▶ **Set exercise a**:
Name every parameter of the random_sample function defined in the PyTorch notebook excerpt.

▶ **Document**:

= = =

Epoch 0 loss: 4.4364
Epoch 100 loss: 1.7578
Epoch 200 loss: 1.5684
Epoch 300 loss: 1.4286
Epoch 400 loss: 1.4797
Epoch 500 loss: 1.3564
Epoch 600 loss: 1.3440
Epoch 700 loss: 1.3495
Epoch 800 loss: 1.3161
Epoch 900 loss: 1.2960


In [45]:
from torch.distributions.categorical import Categorical

torch.manual_seed(1)

logits = torch.tensor([[-1.0, 1.0, 3.0]])

# Get the probabilities for these logits.
print('Probabilities:', logits.softmax(dim=-1))

# Get a Categorical random variable with the above probabilities for each of the classes.
m = Categorical(logits.softmax(dim=-1))
# Generate 10 things.
samples = m.sample(sample_shape=torch.Size([10]))
 
print(samples.numpy())

Probabilities: tensor([[0.0159, 0.1173, 0.8668]])
[[1]
 [2]
 [2]
 [2]
 [2]
 [1]
 [2]
 [2]
 [2]
 [2]]


### Random decoding.
- This compounds problems: once you make a mistake, you can't undo it.

In [75]:
def random_sample(
    model,
    starting_str, 
    len_generated_text=500, 
):

    # Encode starting string into a tensor using char2str.
    encoded_input = torch.tensor([char2int[s] for s in starting_str])
    
    # Reshape to be 1 by ??? - let PyTorch figure this out.
    encoded_input = encoded_input.unsqueeze(0)

    # This will be what you generate, but it starts off with something.
    generated_str = starting_str

    # Put model in eval mode. This matters if we had dropout o batch / layer norms.
    model.eval()

= = =

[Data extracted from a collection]
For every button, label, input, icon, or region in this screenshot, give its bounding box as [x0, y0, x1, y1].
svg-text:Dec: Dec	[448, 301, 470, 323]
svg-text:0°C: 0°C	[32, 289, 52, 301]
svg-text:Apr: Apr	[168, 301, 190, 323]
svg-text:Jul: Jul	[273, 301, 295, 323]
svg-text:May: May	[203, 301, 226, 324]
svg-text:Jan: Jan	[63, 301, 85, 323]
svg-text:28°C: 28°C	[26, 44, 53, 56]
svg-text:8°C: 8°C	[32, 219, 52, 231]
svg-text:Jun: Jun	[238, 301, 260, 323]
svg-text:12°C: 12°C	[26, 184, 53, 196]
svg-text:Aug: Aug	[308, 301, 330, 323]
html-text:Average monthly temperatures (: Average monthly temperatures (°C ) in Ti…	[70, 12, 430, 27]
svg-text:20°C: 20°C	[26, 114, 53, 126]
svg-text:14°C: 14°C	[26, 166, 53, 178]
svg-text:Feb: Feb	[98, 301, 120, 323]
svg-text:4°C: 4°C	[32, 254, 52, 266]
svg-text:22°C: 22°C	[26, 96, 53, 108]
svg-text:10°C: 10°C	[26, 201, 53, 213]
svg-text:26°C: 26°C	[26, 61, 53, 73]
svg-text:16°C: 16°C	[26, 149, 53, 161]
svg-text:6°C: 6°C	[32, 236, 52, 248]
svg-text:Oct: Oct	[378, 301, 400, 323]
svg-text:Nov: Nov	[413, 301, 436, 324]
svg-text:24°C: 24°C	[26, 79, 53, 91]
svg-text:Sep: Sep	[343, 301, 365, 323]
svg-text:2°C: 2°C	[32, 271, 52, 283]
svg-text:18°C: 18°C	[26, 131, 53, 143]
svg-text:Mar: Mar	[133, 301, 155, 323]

= = =

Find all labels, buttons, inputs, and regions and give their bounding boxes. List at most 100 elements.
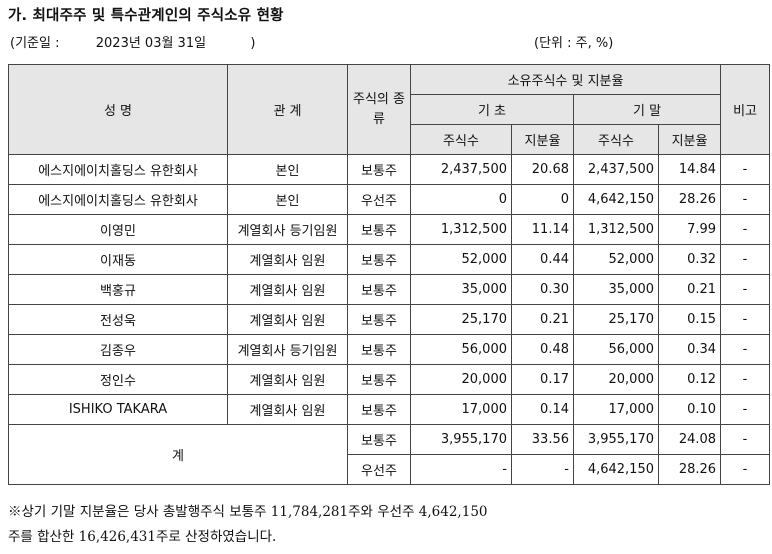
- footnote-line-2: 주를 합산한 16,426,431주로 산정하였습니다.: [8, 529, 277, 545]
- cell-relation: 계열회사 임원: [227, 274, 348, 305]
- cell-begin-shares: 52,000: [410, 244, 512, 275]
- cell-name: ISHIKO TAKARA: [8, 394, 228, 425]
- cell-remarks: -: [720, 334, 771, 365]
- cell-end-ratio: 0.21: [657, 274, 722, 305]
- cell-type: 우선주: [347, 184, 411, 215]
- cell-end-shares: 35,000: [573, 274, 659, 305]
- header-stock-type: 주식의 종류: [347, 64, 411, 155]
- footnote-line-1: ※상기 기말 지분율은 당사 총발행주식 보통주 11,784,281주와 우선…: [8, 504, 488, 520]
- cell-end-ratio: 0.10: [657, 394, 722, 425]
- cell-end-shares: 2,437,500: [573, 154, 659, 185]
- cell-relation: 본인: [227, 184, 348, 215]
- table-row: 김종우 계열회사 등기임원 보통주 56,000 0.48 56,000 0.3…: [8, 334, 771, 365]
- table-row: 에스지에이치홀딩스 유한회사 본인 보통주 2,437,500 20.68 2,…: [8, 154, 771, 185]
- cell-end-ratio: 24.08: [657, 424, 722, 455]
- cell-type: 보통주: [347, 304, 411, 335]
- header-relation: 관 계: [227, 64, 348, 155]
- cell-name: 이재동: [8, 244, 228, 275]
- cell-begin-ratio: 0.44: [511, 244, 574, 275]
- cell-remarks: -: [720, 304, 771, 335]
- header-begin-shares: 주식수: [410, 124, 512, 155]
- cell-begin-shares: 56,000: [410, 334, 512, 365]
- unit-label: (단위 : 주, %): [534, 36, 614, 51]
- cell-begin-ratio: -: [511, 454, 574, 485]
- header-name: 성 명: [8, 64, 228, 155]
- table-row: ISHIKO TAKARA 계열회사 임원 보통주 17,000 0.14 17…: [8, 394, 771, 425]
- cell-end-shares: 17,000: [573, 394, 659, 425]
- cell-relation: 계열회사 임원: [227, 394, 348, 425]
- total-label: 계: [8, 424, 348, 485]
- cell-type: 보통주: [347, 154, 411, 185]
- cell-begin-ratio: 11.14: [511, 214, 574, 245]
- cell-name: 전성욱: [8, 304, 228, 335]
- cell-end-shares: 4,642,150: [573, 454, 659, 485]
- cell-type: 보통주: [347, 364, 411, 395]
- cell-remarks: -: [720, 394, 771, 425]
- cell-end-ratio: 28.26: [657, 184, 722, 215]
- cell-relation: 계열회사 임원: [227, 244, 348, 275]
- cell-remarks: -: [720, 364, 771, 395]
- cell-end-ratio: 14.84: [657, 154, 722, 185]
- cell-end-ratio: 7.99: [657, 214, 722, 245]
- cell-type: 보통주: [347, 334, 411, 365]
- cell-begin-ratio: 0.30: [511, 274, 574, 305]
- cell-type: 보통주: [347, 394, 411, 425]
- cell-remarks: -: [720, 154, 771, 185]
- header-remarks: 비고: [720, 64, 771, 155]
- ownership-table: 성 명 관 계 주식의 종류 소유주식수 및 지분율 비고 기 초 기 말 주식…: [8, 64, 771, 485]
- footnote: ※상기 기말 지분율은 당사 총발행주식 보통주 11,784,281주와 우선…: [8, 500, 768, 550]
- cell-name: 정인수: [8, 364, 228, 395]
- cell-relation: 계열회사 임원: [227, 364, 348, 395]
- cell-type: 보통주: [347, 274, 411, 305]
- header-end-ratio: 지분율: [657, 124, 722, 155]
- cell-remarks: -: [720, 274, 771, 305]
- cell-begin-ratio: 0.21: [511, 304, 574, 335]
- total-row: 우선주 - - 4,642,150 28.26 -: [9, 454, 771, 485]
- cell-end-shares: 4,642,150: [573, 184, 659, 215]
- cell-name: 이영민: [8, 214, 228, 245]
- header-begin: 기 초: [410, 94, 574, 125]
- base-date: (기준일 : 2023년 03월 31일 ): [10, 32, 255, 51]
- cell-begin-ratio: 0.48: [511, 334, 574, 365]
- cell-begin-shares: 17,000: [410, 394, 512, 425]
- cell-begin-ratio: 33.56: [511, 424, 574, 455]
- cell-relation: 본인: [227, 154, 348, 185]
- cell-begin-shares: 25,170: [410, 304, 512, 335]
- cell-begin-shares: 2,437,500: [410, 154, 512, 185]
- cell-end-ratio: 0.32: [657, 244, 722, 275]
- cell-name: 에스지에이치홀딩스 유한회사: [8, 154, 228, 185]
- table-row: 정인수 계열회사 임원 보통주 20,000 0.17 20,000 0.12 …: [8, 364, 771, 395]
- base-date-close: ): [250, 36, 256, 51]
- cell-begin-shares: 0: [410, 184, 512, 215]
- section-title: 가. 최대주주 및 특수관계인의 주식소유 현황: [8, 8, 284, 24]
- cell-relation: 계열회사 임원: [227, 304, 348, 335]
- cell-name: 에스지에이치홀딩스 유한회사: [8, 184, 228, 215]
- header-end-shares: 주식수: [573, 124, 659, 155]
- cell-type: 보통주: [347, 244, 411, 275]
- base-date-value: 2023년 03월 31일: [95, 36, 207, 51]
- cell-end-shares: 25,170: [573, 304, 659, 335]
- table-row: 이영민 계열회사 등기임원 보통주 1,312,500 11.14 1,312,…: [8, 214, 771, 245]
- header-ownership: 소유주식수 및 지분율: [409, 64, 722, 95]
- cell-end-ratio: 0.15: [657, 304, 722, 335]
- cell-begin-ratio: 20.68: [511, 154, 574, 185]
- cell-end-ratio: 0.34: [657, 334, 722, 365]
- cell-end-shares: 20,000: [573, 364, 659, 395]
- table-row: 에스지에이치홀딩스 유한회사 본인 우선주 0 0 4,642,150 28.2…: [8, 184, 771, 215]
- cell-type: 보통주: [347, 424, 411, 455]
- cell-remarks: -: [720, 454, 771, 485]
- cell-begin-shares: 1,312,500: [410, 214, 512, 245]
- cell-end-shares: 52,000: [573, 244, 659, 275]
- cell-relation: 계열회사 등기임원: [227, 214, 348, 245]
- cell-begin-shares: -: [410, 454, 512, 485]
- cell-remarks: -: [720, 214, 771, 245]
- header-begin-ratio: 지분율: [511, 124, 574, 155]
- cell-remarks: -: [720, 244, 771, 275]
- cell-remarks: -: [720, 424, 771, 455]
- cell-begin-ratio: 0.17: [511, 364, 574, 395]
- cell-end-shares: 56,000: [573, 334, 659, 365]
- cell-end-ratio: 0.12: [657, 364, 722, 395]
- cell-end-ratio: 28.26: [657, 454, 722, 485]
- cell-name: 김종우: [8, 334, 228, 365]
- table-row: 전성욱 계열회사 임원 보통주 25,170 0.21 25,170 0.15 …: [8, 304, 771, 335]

= = =

▶ **Set exercise b**:
In the entries, starting at the line that contains "For every button, label, input, icon, or" and ending at the line that contains "301, 295, 323]", swap "svg-text" for "chart-label" and give those lines back with everything else unchanged.

▶ **Written response a**:
model, starting_str, len_generated_text

▶ **Written response b**:
For every button, label, input, icon, or region in this screenshot, give its bounding box as [x0, y0, x1, y1].
chart-label:Dec: Dec	[448, 301, 470, 323]
chart-label:0°C: 0°C	[32, 289, 52, 301]
chart-label:Apr: Apr	[168, 301, 190, 323]
chart-label:Jul: Jul	[273, 301, 295, 323]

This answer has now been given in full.